Word for word, restate every line of the listing that follows.

------------

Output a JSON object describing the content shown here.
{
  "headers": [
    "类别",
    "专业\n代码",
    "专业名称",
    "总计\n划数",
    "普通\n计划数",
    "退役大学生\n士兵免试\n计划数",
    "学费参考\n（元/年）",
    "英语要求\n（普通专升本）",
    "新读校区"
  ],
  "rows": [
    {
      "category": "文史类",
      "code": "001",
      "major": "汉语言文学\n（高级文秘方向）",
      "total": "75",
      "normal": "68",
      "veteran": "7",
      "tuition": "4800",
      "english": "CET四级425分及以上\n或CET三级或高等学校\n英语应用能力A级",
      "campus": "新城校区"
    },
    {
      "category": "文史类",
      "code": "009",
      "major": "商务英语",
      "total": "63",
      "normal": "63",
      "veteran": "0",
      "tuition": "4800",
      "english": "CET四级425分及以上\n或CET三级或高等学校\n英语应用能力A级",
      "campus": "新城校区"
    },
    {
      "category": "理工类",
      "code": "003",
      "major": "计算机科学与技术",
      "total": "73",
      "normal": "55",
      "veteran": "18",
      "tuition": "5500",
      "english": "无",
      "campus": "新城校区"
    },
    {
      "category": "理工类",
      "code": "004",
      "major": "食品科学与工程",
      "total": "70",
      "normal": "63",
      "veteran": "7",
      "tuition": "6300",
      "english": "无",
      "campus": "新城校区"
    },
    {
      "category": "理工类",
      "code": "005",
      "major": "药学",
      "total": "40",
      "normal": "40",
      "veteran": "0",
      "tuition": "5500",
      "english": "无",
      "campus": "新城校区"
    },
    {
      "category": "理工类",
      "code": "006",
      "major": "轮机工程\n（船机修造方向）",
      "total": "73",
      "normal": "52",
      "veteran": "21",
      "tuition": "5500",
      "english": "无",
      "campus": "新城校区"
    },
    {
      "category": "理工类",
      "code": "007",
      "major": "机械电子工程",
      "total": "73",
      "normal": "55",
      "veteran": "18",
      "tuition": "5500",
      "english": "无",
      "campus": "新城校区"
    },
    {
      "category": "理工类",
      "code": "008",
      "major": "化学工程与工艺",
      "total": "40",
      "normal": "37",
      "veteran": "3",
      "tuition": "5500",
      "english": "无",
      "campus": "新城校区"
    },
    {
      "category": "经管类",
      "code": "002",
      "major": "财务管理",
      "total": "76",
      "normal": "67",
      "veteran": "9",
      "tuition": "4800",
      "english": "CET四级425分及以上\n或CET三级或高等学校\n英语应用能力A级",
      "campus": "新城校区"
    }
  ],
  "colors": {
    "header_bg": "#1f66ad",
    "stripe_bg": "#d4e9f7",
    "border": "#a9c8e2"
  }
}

------------

_Completed exercise:_
Output a JSON object describing the content shown here.
{
  "headers": [
    "类别",
    "专业\n代码",
    "专业名称",
    "总计\n划数",
    "普通\n计划数",
    "退役大学生\n士兵免试\n计划数",
    "学费参考\n（元/年）",
    "英语要求\n（普通专升本）",
    "新读校区"
  ],
  "rows": [
    {
      "category": "文史类",
      "code": "001",
      "major": "汉语言文学\n（高级文秘方向）",
      "total": "75",
      "normal": "68",
      "veteran": "7",
      "tuition": "4800",
      "english": "CET四级425分及以上\n或CET三级或高等学校\n英语应用能力A级",
      "campus": "新城校区"
    },
    {
      "category": "文史类",
      "code": "009",
      "major": "商务英语",
      "total": "63",
      "normal": "63",
      "veteran": "0",
      "tuition": "4800",
      "english": "CET四级425分及以上\n或CET三级或高等学校\n英语应用能力A级",
      "campus": "新城校区"
    },
    {
      "category": "理工类",
      "code": "003",
      "major": "计算机科学与技术",
      "total": "73",
      "normal": "55",
      "veteran": "18",
      "tuition": "5500",
      "english": "无",
      "campus": "新城校区"
    },
    {
      "category": "理工类",
      "code": "004",
      "major": "食品科学与工程",
      "total": "70",
      "normal": "63",
      "veteran": "7",
      "tuition": "6300",
      "english": "无",
      "campus": "新城校区"
    },
    {
      "category": "理工类",
      "code": "005",
      "major": "药学",
      "total": "40",
      "normal": "40",
      "veteran": "0",
      "tuition": "5500",
      "english": "无",
      "campus": "新城校区"
    },
    {
      "category": "理工类",
      "code": "006",
      "major": "轮机工程\n（船机修造方向）",
      "total": "73",
      "normal": "52",
      "veteran": "21",
      "tuition": "5500",
      "english": "无",
      "campus": "新城校区"
    },
    {
      "category": "理工类",
      "code": "007",
      "major": "机械电子工程",
      "total": "73",
      "normal": "55",
      "veteran": "18",
      "tuition": "5500",
      "english": "无",
      "campus": "新城校区"
    },
    {
      "category": "理工类",
      "code": "008",
      "major": "化学工程与工艺",
      "total": "40",
      "normal": "37",
      "veteran": "3",
      "tuition": "5500",
      "english": "无",
      "campus": "新城校区"
    },
    {
      "category": "经管类",
      "code": "002",
      "major": "财务管理",
      "total": "76",
      "normal": "67",
      "veteran": "9",
      "tuition": "4800",
      "english": "CET四级425分及以上\n或CET三级或高等学校\n英语应用能力A级",
      "campus": "新城校区"
    }
  ],
  "colors": {
    "header_bg": "#1f66ad",
    "stripe_bg": "#d4e9f7",
    "border": "#a9c8e2"
  }
}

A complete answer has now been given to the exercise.